Directions for this task —
Return every one of the rows below word for word, leaving out the pictures.

Exercise material —

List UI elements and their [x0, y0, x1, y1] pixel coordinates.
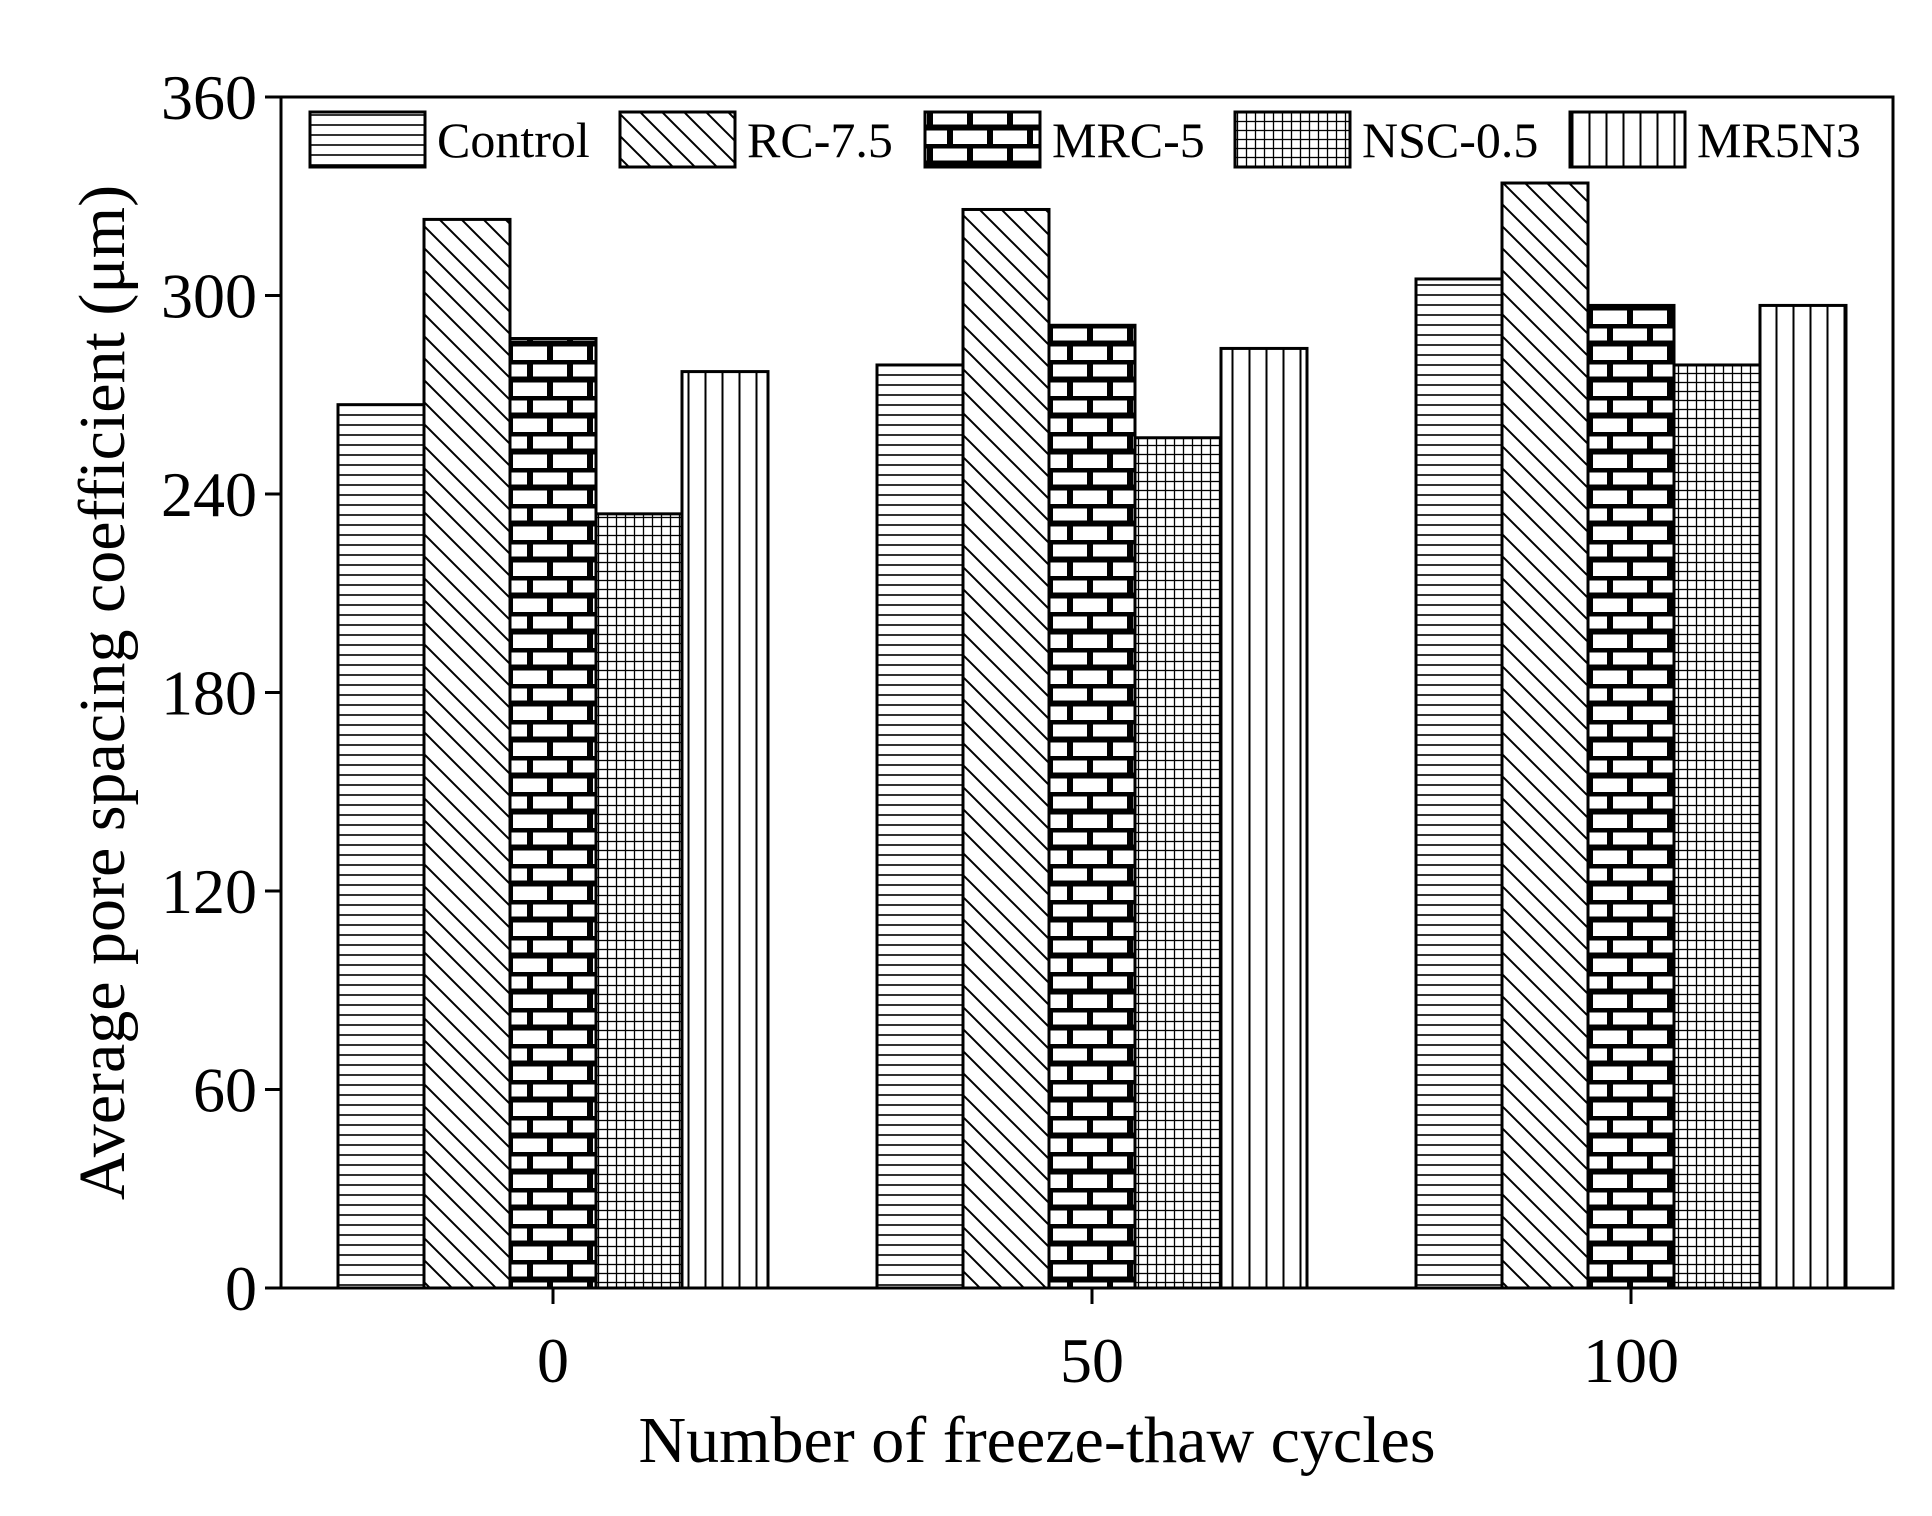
x-tick-label: 50 [1060, 1325, 1124, 1396]
axes-layer: 0 60 120 180 240 300 360 0 50 100 [161, 62, 1895, 1396]
y-axis-title: Average pore spacing coefficient (μm) [66, 185, 139, 1200]
legend-swatch-nsc-0-5 [1233, 110, 1352, 169]
legend-label-mrc-5: MRC-5 [1052, 112, 1205, 168]
legend-label-nsc-0-5: NSC-0.5 [1362, 112, 1538, 168]
legend: Control RC-7.5 MRC-5 NSC-0.5 MR5N3 [308, 110, 1861, 169]
legend-swatch-control [308, 110, 427, 169]
legend-label-mr5n3: MR5N3 [1697, 112, 1861, 168]
bar-control-100 [1414, 277, 1504, 1290]
x-tick-label: 100 [1583, 1325, 1679, 1396]
bar-control-0 [336, 403, 426, 1290]
bar-rc-7-5-0 [422, 217, 512, 1290]
legend-label-rc-7-5: RC-7.5 [747, 112, 893, 168]
bar-mr5n3-0 [680, 370, 770, 1290]
legend-swatch-mr5n3 [1568, 110, 1687, 169]
bar-nsc-0-5-100 [1672, 363, 1762, 1290]
y-tick-label: 300 [161, 261, 257, 332]
y-tick-label: 180 [161, 658, 257, 729]
bar-nsc-0-5-0 [594, 512, 684, 1290]
y-tick-label: 360 [161, 62, 257, 133]
y-tick-label: 0 [225, 1253, 257, 1324]
bar-mr5n3-100 [1758, 303, 1848, 1290]
y-tick-label: 120 [161, 856, 257, 927]
bar-rc-7-5-50 [961, 207, 1051, 1290]
bar-mrc-5-0 [508, 337, 598, 1290]
y-tick-label: 60 [193, 1055, 257, 1126]
x-axis-title: Number of freeze-thaw cycles [638, 1404, 1435, 1477]
x-tick-label: 0 [537, 1325, 569, 1396]
legend-label-control: Control [437, 112, 590, 168]
bar-nsc-0-5-50 [1133, 436, 1223, 1290]
legend-swatch-rc-7-5 [618, 110, 737, 169]
bar-mrc-5-50 [1047, 323, 1137, 1290]
legend-swatch-mrc-5 [923, 110, 1042, 169]
bar-mr5n3-50 [1219, 346, 1309, 1290]
bars-layer [336, 181, 1848, 1290]
bar-control-50 [875, 363, 965, 1290]
bar-rc-7-5-100 [1500, 181, 1590, 1290]
bar-mrc-5-100 [1586, 303, 1676, 1290]
y-tick-label: 240 [161, 459, 257, 530]
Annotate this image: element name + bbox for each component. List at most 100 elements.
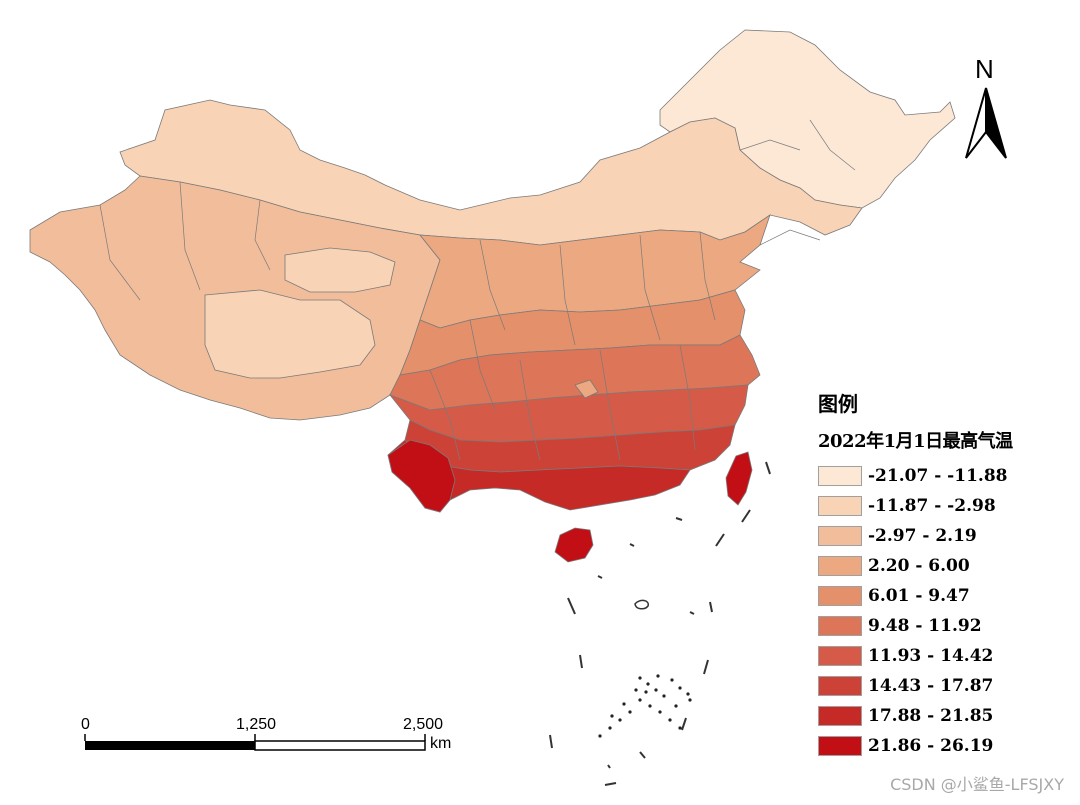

Solution to this exercise —
List UI elements and their [x0, y0, x1, y1] pixel coordinates.
x-tick-label: 50 [1060, 1325, 1124, 1396]
axes-layer: 0 60 120 180 240 300 360 0 50 100 [161, 62, 1895, 1396]
y-axis-title: Average pore spacing coefficient (μm) [66, 185, 139, 1200]
legend-swatch-nsc-0-5 [1233, 110, 1352, 169]
legend-label-mrc-5: MRC-5 [1052, 112, 1205, 168]
legend-label-nsc-0-5: NSC-0.5 [1362, 112, 1538, 168]
legend: Control RC-7.5 MRC-5 NSC-0.5 MR5N3 [308, 110, 1861, 169]
legend-swatch-control [308, 110, 427, 169]
legend-label-mr5n3: MR5N3 [1697, 112, 1861, 168]
bar-control-100 [1414, 277, 1504, 1290]
x-tick-label: 100 [1583, 1325, 1679, 1396]
bar-control-0 [336, 403, 426, 1290]
bar-rc-7-5-0 [422, 217, 512, 1290]
legend-label-rc-7-5: RC-7.5 [747, 112, 893, 168]
bar-mr5n3-0 [680, 370, 770, 1290]
legend-swatch-mr5n3 [1568, 110, 1687, 169]
bar-nsc-0-5-100 [1672, 363, 1762, 1290]
y-tick-label: 300 [161, 261, 257, 332]
y-tick-label: 180 [161, 658, 257, 729]
bar-nsc-0-5-0 [594, 512, 684, 1290]
y-tick-label: 360 [161, 62, 257, 133]
y-tick-label: 0 [225, 1253, 257, 1324]
bar-mr5n3-100 [1758, 303, 1848, 1290]
y-tick-label: 120 [161, 856, 257, 927]
bar-rc-7-5-50 [961, 207, 1051, 1290]
bar-mrc-5-0 [508, 337, 598, 1290]
y-tick-label: 60 [193, 1055, 257, 1126]
x-axis-title: Number of freeze-thaw cycles [638, 1404, 1435, 1477]
x-tick-label: 0 [537, 1325, 569, 1396]
legend-label-control: Control [437, 112, 590, 168]
bar-nsc-0-5-50 [1133, 436, 1223, 1290]
legend-swatch-rc-7-5 [618, 110, 737, 169]
bar-mrc-5-50 [1047, 323, 1137, 1290]
legend-swatch-mrc-5 [923, 110, 1042, 169]
bar-mr5n3-50 [1219, 346, 1309, 1290]
bars-layer [336, 181, 1848, 1290]
bar-control-50 [875, 363, 965, 1290]
bar-rc-7-5-100 [1500, 181, 1590, 1290]
bar-mrc-5-100 [1586, 303, 1676, 1290]
y-tick-label: 240 [161, 459, 257, 530]
Annotate this image: element name + bbox for each component. List at most 100 elements.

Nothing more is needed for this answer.